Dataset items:
****************
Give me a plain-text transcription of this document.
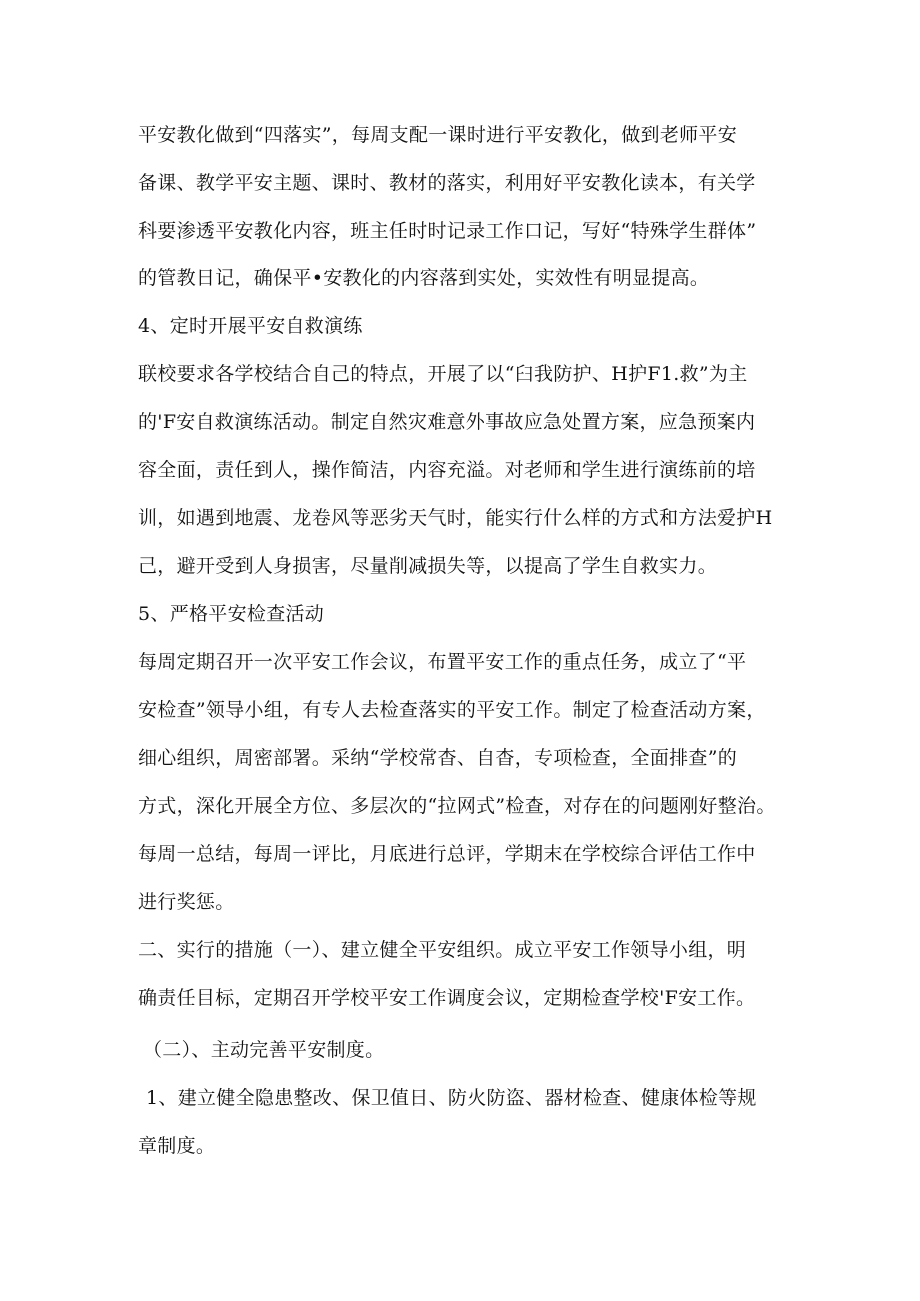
平安教化做到“四落实”，每周支配一课时进行平安教化，做到老师平安
备课、教学平安主题、课时、教材的落实，利用好平安教化读本，有关学
科要渗透平安教化内容，班主任时时记录工作口记，写好“特殊学生群体”
的管教日记，确保平•安教化的内容落到实处，实效性有明显提高。
4、定时开展平安自救演练
联校要求各学校结合自己的特点，开展了以“臼我防护、H护F1.救”为主
的'F安自救演练活动。制定自然灾难意外事故应急处置方案，应急预案内
容全面，责任到人，操作简洁，内容充溢。对老师和学生进行演练前的培
训，如遇到地震、龙卷风等恶劣天气时，能实行什么样的方式和方法爱护H
己，避开受到人身损害，尽量削减损失等，以提高了学生自救实力。
5、严格平安检查活动
每周定期召开一次平安工作会议，布置平安工作的重点任务，成立了“平
安检查”领导小组，有专人去检查落实的平安工作。制定了检查活动方案，
细心组织，周密部署。采纳“学校常杳、自杳，专项检查，全面排查”的
方式，深化开展全方位、多层次的“拉网式”检查，对存在的问题刚好整治。
每周一总结，每周一评比，月底进行总评，学期末在学校综合评估工作中
进行奖惩。
二、实行的措施（一）、建立健全平安组织。成立平安工作领导小组，明
确责任目标，定期召开学校平安工作调度会议，定期检查学校'F安工作。
（二）、主动完善平安制度。
1、建立健全隐患整改、保卫值日、防火防盗、器材检查、健康体检等规
章制度。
****************
Work instructions ▸ Transcribe the material exactly, keeping every word and none of the pictures.

Completed exercise ▸
Give me a plain-text transcription of this document.
平安教化做到“四落实”，每周支配一课时进行平安教化，做到老师平安
备课、教学平安主题、课时、教材的落实，利用好平安教化读本，有关学
科要渗透平安教化内容，班主任时时记录工作口记，写好“特殊学生群体”
的管教日记，确保平•安教化的内容落到实处，实效性有明显提高。
4、定时开展平安自救演练
联校要求各学校结合自己的特点，开展了以“臼我防护、H护F1.救”为主
的'F安自救演练活动。制定自然灾难意外事故应急处置方案，应急预案内
容全面，责任到人，操作简洁，内容充溢。对老师和学生进行演练前的培
训，如遇到地震、龙卷风等恶劣天气时，能实行什么样的方式和方法爱护H
己，避开受到人身损害，尽量削减损失等，以提高了学生自救实力。
5、严格平安检查活动
每周定期召开一次平安工作会议，布置平安工作的重点任务，成立了“平
安检查”领导小组，有专人去检查落实的平安工作。制定了检查活动方案，
细心组织，周密部署。采纳“学校常杳、自杳，专项检查，全面排查”的
方式，深化开展全方位、多层次的“拉网式”检查，对存在的问题刚好整治。
每周一总结，每周一评比，月底进行总评，学期末在学校综合评估工作中
进行奖惩。
二、实行的措施（一）、建立健全平安组织。成立平安工作领导小组，明
确责任目标，定期召开学校平安工作调度会议，定期检查学校'F安工作。
（二）、主动完善平安制度。
1、建立健全隐患整改、保卫值日、防火防盗、器材检查、健康体检等规
章制度。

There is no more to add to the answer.